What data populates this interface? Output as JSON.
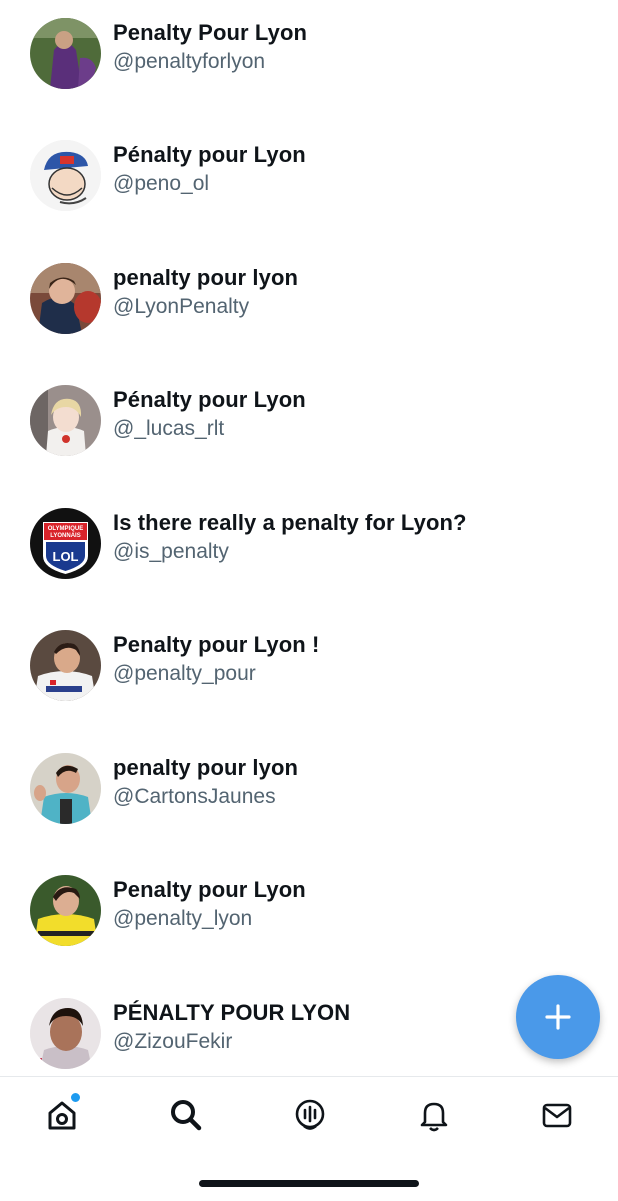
{
  "accounts": [
    {
      "name": "Penalty Pour Lyon",
      "handle": "@penaltyforlyon"
    },
    {
      "name": "Pénalty pour Lyon",
      "handle": "@peno_ol"
    },
    {
      "name": "penalty pour lyon",
      "handle": "@LyonPenalty"
    },
    {
      "name": "Pénalty pour Lyon",
      "handle": "@_lucas_rlt"
    },
    {
      "name": "Is there really a penalty for Lyon?",
      "handle": "@is_penalty"
    },
    {
      "name": "Penalty pour Lyon !",
      "handle": "@penalty_pour"
    },
    {
      "name": "penalty pour lyon",
      "handle": "@CartonsJaunes"
    },
    {
      "name": "Penalty pour Lyon",
      "handle": "@penalty_lyon"
    },
    {
      "name": "PÉNALTY POUR LYON",
      "handle": "@ZizouFekir"
    }
  ],
  "logo_text": [
    "OLYMPIQUE",
    "LYONNAIS",
    "LOL"
  ],
  "colors": {
    "accent": "#4a99e9",
    "handle_text": "#536471",
    "name_text": "#0f1419",
    "notification_dot": "#1d9bf0"
  },
  "fab": {
    "icon": "plus-icon"
  },
  "tabbar": {
    "tabs": [
      {
        "icon": "home-icon",
        "has_notification_dot": true
      },
      {
        "icon": "search-icon"
      },
      {
        "icon": "spaces-icon"
      },
      {
        "icon": "bell-icon"
      },
      {
        "icon": "mail-icon"
      }
    ]
  }
}
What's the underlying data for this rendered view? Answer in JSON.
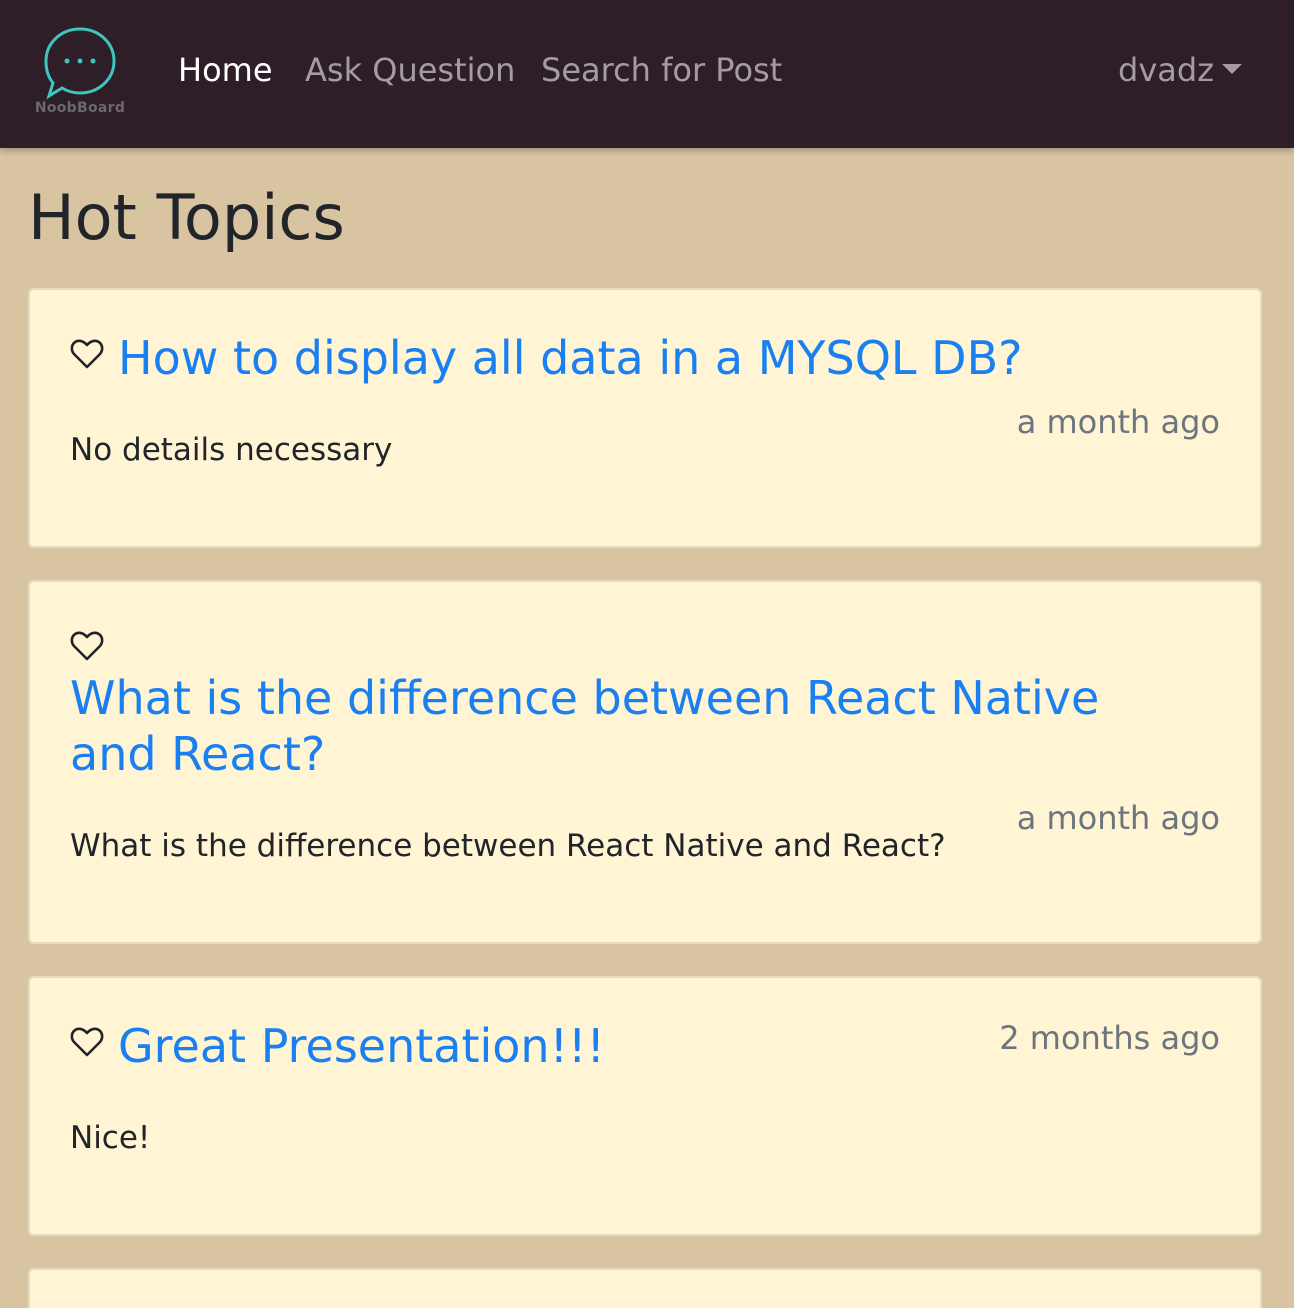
{
  "navbar": {
    "logo_text": "NoobBoard",
    "links": [
      "Home",
      "Ask Question",
      "Search for Post"
    ],
    "user": "dvadz"
  },
  "page": {
    "title": "Hot Topics"
  },
  "posts": [
    {
      "title": "How to display all data in a MYSQL DB?",
      "time": "a month ago",
      "body": "No details necessary"
    },
    {
      "title": "What is the difference between React Native and React?",
      "time": "a month ago",
      "body": "What is the difference between React Native and React?"
    },
    {
      "title": "Great Presentation!!!",
      "time": "2 months ago",
      "body": "Nice!"
    }
  ],
  "colors": {
    "navbar": "#2e1e28",
    "background": "#d9c4a2",
    "card": "#fff5d5",
    "link": "#1a7ff0",
    "logo_accent": "#3cc6c0"
  },
  "icons": [
    "chat-bubble-logo-icon",
    "heart-icon",
    "caret-down-icon"
  ]
}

▸ **Problem statement**: Check each line above for the word "title" and copy the ones that have it.

▸ **Answer for this exercise**:
    "title": "Hot Topics"
      "title": "How to display all data in a MYSQL DB?",
      "title": "What is the difference between React Native and React?",
      "title": "Great Presentation!!!",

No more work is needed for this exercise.